> **TASK GOAL**: Could you repeat, word for word, every line from the one containing "Read this page and output its text content." through the final line of the records below, and nothing else?

> **RAW RECORDS**:
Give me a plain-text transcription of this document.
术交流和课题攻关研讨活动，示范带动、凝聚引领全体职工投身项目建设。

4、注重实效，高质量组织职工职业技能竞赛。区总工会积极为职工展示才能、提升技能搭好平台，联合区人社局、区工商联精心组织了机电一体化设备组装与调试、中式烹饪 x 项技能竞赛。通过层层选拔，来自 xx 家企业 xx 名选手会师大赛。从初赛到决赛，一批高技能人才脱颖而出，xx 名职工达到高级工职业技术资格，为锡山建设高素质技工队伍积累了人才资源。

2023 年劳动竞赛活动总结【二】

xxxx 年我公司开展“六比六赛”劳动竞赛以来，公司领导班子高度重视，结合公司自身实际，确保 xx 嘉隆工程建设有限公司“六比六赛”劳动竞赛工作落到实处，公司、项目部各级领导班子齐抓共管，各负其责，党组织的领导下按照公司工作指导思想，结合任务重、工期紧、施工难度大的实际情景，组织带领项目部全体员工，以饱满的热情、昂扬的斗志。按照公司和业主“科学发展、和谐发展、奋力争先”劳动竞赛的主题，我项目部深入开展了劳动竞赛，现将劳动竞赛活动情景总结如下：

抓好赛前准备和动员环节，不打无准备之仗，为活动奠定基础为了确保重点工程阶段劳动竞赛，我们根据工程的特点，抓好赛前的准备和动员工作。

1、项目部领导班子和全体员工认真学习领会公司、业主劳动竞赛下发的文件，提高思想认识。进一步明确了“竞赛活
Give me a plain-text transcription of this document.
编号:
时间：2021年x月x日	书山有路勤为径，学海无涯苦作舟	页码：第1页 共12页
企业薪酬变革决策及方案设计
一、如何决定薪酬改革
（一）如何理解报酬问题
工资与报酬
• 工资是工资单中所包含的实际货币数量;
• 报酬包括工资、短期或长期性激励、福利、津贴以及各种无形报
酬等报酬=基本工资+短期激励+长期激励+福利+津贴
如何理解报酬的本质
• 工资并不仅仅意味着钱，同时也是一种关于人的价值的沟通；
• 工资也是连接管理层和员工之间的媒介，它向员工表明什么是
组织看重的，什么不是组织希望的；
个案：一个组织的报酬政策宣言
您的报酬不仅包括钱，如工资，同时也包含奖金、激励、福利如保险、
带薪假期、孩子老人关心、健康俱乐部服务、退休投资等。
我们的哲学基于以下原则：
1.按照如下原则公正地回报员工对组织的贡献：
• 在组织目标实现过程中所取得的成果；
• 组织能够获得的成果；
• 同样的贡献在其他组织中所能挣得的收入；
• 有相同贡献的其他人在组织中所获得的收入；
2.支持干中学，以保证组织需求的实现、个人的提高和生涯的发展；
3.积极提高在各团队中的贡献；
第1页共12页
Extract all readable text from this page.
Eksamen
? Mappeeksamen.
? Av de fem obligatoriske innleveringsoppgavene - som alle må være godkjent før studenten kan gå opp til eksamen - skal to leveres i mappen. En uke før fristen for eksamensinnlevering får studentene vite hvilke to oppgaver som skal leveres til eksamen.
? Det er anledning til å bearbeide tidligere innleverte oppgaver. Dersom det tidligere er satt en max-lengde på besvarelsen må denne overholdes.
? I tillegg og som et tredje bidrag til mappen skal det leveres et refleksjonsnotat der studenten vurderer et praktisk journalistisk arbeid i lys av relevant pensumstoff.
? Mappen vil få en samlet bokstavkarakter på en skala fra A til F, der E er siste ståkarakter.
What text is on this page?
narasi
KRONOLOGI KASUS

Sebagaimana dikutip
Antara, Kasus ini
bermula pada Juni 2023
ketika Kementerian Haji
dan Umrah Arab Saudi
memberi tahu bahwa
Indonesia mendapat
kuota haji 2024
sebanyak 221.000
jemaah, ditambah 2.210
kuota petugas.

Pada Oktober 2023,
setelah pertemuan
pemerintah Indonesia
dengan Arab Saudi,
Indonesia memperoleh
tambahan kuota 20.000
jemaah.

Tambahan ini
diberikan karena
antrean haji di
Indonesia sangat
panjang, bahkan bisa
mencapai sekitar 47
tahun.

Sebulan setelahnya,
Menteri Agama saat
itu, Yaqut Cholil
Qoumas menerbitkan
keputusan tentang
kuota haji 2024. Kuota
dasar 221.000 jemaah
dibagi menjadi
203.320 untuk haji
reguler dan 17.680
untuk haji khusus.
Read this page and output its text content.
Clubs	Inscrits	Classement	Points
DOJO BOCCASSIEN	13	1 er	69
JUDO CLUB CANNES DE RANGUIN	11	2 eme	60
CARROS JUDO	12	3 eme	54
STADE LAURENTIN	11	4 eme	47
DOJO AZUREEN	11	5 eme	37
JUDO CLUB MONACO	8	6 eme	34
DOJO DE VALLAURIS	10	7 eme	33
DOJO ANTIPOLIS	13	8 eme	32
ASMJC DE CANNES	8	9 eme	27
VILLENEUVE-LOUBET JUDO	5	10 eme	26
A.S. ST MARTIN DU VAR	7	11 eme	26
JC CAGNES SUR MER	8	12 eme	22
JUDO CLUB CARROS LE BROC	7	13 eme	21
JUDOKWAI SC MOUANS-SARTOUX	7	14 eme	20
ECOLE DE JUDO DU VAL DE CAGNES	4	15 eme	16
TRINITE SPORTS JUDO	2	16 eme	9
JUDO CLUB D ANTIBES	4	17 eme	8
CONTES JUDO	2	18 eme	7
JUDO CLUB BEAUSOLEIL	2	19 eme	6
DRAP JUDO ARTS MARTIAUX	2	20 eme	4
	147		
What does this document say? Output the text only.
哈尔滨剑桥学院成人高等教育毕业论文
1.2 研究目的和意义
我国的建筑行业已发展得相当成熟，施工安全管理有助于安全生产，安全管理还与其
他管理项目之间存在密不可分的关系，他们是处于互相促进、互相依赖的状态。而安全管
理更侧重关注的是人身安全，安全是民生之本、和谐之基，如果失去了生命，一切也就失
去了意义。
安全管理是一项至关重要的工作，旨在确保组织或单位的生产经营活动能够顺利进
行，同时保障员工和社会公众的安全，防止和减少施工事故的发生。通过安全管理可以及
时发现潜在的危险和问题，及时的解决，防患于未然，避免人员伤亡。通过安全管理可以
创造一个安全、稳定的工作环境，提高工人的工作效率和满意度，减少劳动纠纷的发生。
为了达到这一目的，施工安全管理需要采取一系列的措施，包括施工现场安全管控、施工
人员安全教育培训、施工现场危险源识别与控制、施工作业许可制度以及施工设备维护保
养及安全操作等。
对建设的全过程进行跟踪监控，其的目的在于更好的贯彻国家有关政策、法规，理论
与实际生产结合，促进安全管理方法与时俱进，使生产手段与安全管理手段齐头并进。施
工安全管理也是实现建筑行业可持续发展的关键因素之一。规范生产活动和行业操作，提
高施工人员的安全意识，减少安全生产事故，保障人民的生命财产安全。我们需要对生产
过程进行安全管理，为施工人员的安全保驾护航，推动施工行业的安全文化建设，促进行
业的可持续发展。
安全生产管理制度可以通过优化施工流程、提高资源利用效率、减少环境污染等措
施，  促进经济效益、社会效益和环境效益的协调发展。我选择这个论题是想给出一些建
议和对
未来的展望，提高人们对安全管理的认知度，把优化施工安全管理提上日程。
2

> **THE ANSWER**:
Read this page and output its text content.
Clubs	Inscrits	Classement	Points
DOJO BOCCASSIEN	13	1 er	69
JUDO CLUB CANNES DE RANGUIN	11	2 eme	60
CARROS JUDO	12	3 eme	54
STADE LAURENTIN	11	4 eme	47
DOJO AZUREEN	11	5 eme	37
JUDO CLUB MONACO	8	6 eme	34
DOJO DE VALLAURIS	10	7 eme	33
DOJO ANTIPOLIS	13	8 eme	32
ASMJC DE CANNES	8	9 eme	27
VILLENEUVE-LOUBET JUDO	5	10 eme	26
A.S. ST MARTIN DU VAR	7	11 eme	26
JC CAGNES SUR MER	8	12 eme	22
JUDO CLUB CARROS LE BROC	7	13 eme	21
JUDOKWAI SC MOUANS-SARTOUX	7	14 eme	20
ECOLE DE JUDO DU VAL DE CAGNES	4	15 eme	16
TRINITE SPORTS JUDO	2	16 eme	9
JUDO CLUB D ANTIBES	4	17 eme	8
CONTES JUDO	2	18 eme	7
JUDO CLUB BEAUSOLEIL	2	19 eme	6
DRAP JUDO ARTS MARTIAUX	2	20 eme	4
	147		
What does this document say? Output the text only.
哈尔滨剑桥学院成人高等教育毕业论文
1.2 研究目的和意义
我国的建筑行业已发展得相当成熟，施工安全管理有助于安全生产，安全管理还与其
他管理项目之间存在密不可分的关系，他们是处于互相促进、互相依赖的状态。而安全管
理更侧重关注的是人身安全，安全是民生之本、和谐之基，如果失去了生命，一切也就失
去了意义。
安全管理是一项至关重要的工作，旨在确保组织或单位的生产经营活动能够顺利进
行，同时保障员工和社会公众的安全，防止和减少施工事故的发生。通过安全管理可以及
时发现潜在的危险和问题，及时的解决，防患于未然，避免人员伤亡。通过安全管理可以
创造一个安全、稳定的工作环境，提高工人的工作效率和满意度，减少劳动纠纷的发生。
为了达到这一目的，施工安全管理需要采取一系列的措施，包括施工现场安全管控、施工
人员安全教育培训、施工现场危险源识别与控制、施工作业许可制度以及施工设备维护保
养及安全操作等。
对建设的全过程进行跟踪监控，其的目的在于更好的贯彻国家有关政策、法规，理论
与实际生产结合，促进安全管理方法与时俱进，使生产手段与安全管理手段齐头并进。施
工安全管理也是实现建筑行业可持续发展的关键因素之一。规范生产活动和行业操作，提
高施工人员的安全意识，减少安全生产事故，保障人民的生命财产安全。我们需要对生产
过程进行安全管理，为施工人员的安全保驾护航，推动施工行业的安全文化建设，促进行
业的可持续发展。
安全生产管理制度可以通过优化施工流程、提高资源利用效率、减少环境污染等措
施，  促进经济效益、社会效益和环境效益的协调发展。我选择这个论题是想给出一些建
议和对
未来的展望，提高人们对安全管理的认知度，把优化施工安全管理提上日程。
2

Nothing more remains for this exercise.